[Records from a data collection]
□ □ □ □

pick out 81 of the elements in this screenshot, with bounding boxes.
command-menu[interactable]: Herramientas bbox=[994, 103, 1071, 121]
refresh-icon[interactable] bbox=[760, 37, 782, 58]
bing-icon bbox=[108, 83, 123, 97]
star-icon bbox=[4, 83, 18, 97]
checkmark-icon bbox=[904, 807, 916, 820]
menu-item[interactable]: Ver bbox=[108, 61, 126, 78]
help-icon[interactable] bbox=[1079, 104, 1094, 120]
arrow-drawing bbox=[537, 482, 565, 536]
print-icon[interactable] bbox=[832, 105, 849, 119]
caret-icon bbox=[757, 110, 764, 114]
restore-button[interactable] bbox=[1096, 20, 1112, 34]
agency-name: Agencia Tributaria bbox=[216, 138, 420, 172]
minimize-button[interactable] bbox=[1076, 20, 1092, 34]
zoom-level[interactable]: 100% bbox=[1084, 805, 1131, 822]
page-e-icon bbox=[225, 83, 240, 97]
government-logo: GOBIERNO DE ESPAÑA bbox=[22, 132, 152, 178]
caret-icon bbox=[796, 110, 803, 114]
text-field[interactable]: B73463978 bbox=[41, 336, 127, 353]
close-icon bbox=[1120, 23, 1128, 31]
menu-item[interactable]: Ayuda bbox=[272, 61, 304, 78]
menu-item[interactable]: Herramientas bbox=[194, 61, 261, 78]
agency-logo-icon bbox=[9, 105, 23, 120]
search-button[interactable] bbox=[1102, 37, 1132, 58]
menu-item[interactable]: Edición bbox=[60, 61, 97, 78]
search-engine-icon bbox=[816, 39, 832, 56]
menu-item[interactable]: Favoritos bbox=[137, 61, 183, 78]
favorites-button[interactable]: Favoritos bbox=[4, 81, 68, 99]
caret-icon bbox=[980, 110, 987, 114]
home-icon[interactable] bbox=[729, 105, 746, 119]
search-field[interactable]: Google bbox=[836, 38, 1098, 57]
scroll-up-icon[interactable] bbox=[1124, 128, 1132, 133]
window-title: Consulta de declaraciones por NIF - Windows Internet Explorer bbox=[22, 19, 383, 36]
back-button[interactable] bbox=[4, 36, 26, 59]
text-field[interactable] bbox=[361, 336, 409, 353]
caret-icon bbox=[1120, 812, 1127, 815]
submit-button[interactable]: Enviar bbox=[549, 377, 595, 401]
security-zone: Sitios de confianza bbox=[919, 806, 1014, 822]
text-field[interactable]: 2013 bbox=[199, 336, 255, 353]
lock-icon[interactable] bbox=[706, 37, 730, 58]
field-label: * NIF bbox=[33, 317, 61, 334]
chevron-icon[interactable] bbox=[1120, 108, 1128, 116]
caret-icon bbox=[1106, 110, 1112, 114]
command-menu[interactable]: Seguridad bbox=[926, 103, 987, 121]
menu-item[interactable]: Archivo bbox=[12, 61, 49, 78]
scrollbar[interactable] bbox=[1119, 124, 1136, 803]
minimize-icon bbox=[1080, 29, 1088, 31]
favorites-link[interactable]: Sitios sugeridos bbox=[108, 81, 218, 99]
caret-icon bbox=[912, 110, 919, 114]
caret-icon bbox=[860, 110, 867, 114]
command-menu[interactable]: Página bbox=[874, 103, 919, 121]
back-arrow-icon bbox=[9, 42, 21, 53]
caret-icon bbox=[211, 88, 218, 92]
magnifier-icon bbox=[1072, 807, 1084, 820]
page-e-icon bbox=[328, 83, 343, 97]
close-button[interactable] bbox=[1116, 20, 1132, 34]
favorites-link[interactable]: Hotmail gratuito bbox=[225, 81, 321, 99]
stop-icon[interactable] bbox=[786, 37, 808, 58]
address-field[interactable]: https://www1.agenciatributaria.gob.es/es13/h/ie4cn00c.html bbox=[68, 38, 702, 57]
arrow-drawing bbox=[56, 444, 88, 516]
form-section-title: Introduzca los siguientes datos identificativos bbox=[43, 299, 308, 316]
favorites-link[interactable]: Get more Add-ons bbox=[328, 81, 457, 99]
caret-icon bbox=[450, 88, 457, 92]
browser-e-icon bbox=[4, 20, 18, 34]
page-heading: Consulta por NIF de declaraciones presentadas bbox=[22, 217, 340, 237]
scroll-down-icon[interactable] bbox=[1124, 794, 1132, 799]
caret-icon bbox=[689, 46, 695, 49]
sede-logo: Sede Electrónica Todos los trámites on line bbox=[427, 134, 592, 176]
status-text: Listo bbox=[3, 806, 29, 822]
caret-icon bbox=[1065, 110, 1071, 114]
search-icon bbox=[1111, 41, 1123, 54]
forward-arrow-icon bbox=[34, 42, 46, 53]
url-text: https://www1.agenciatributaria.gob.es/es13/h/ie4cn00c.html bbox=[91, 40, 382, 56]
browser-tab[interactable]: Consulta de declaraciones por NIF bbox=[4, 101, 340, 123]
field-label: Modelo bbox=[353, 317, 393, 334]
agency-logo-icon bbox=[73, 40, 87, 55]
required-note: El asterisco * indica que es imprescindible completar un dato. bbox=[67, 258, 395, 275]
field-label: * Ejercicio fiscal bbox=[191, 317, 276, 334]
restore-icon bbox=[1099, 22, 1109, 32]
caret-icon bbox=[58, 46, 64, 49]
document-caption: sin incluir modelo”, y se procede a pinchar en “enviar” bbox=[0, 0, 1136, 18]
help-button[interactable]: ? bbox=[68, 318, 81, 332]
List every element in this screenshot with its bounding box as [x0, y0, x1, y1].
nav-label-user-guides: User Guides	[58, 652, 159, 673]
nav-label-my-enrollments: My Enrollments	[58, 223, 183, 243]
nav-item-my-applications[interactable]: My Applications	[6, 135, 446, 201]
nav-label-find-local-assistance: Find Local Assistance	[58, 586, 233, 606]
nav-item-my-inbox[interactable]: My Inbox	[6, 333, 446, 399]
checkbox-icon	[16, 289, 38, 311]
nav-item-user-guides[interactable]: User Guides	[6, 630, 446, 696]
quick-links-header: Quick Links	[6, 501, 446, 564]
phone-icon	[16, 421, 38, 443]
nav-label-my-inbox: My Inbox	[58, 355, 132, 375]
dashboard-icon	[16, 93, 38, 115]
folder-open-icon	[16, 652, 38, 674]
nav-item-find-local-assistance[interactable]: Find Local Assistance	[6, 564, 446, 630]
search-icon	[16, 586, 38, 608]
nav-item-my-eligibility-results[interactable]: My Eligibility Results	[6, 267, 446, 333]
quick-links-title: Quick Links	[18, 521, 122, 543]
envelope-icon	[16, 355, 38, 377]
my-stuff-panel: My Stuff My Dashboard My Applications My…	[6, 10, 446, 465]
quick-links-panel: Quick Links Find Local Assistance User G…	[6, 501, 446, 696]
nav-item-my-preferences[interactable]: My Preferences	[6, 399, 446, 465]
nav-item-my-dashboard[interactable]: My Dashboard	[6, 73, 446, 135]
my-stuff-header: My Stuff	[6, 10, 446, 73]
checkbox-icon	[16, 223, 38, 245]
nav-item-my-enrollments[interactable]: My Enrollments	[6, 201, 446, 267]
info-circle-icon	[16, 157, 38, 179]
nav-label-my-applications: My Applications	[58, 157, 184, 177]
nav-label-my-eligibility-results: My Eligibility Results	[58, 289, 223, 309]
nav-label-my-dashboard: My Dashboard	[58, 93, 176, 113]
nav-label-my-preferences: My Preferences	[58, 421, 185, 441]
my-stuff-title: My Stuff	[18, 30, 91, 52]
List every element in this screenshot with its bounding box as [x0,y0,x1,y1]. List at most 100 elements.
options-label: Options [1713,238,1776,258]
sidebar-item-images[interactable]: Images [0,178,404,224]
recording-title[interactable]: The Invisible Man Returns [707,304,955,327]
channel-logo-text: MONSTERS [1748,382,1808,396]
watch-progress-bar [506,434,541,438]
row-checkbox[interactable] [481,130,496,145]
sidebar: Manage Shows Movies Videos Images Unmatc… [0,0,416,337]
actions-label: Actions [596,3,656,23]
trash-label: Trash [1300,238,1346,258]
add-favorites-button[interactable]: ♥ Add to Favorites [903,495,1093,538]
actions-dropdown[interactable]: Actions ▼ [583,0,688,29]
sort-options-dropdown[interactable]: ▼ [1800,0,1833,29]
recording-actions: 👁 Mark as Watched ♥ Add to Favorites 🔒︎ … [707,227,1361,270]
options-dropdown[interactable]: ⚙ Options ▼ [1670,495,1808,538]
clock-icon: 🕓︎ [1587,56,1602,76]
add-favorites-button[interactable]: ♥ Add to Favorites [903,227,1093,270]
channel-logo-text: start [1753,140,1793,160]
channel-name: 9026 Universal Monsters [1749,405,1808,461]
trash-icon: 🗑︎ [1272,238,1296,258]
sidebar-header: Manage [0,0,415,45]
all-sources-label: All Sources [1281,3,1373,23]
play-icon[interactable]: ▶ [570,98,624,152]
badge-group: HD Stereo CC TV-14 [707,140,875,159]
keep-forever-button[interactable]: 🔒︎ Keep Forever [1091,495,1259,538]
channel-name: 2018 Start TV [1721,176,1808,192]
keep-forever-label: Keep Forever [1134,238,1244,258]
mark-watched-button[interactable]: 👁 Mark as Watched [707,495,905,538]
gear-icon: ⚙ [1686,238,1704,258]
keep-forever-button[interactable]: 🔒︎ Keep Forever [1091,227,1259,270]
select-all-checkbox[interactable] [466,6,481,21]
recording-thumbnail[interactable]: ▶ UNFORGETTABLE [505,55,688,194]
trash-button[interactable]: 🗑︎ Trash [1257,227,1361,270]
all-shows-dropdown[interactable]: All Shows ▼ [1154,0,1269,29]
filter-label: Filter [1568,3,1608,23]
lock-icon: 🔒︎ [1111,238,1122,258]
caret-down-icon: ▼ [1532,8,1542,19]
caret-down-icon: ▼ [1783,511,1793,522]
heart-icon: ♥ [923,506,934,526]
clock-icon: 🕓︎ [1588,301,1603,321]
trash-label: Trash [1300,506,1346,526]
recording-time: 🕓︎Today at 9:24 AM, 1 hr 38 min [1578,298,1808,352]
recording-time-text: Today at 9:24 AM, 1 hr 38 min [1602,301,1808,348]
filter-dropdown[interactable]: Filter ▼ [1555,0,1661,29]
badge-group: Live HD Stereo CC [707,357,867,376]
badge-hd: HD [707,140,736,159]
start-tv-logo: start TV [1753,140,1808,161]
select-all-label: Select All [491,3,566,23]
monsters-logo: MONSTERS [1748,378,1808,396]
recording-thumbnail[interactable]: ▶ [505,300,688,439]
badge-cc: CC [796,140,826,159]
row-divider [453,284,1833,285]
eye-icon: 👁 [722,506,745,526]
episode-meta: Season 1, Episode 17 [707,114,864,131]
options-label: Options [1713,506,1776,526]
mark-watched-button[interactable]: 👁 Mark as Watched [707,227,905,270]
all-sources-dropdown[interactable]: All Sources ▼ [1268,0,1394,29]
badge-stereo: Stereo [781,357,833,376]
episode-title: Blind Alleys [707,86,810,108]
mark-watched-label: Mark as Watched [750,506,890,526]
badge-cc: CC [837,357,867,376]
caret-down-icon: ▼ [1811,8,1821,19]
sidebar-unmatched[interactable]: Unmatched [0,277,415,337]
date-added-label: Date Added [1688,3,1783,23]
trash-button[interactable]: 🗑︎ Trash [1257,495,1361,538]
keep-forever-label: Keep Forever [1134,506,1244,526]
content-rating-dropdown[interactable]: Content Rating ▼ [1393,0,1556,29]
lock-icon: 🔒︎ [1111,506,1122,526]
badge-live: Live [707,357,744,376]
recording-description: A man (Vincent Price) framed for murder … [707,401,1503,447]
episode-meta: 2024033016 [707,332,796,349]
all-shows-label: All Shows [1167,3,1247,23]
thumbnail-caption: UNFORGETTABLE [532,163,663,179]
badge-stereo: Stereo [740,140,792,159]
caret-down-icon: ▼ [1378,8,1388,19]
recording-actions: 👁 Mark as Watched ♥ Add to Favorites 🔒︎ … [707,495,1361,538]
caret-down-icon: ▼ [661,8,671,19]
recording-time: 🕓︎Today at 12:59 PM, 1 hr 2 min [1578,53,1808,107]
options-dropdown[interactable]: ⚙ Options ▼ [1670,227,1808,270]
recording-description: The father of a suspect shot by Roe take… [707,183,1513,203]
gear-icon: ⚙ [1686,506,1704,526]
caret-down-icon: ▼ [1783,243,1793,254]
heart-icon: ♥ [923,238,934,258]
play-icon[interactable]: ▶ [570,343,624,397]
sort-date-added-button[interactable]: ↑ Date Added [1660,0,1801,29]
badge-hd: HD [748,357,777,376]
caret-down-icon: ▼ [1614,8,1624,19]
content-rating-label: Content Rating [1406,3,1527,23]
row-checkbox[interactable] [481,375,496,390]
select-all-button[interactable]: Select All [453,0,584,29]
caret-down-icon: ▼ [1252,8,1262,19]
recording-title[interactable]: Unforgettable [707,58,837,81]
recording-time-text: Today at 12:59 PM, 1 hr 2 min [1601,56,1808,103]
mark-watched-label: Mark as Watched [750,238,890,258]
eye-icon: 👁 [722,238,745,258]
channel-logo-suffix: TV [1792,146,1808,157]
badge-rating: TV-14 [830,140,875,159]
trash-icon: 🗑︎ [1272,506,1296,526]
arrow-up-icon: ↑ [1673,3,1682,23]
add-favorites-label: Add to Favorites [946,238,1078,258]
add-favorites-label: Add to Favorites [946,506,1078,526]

□ □ □ □

■ **To be done**: Please repeat the material word for word, starting with its first line and going on through the line with "agency-name: Agencia Tributaria".

■ **Answer to this task**:
pick out 81 of the elements in this screenshot, with bounding boxes.
command-menu[interactable]: Herramientas bbox=[994, 103, 1071, 121]
refresh-icon[interactable] bbox=[760, 37, 782, 58]
bing-icon bbox=[108, 83, 123, 97]
star-icon bbox=[4, 83, 18, 97]
checkmark-icon bbox=[904, 807, 916, 820]
menu-item[interactable]: Ver bbox=[108, 61, 126, 78]
help-icon[interactable] bbox=[1079, 104, 1094, 120]
arrow-drawing bbox=[537, 482, 565, 536]
print-icon[interactable] bbox=[832, 105, 849, 119]
caret-icon bbox=[757, 110, 764, 114]
restore-button[interactable] bbox=[1096, 20, 1112, 34]
agency-name: Agencia Tributaria bbox=[216, 138, 420, 172]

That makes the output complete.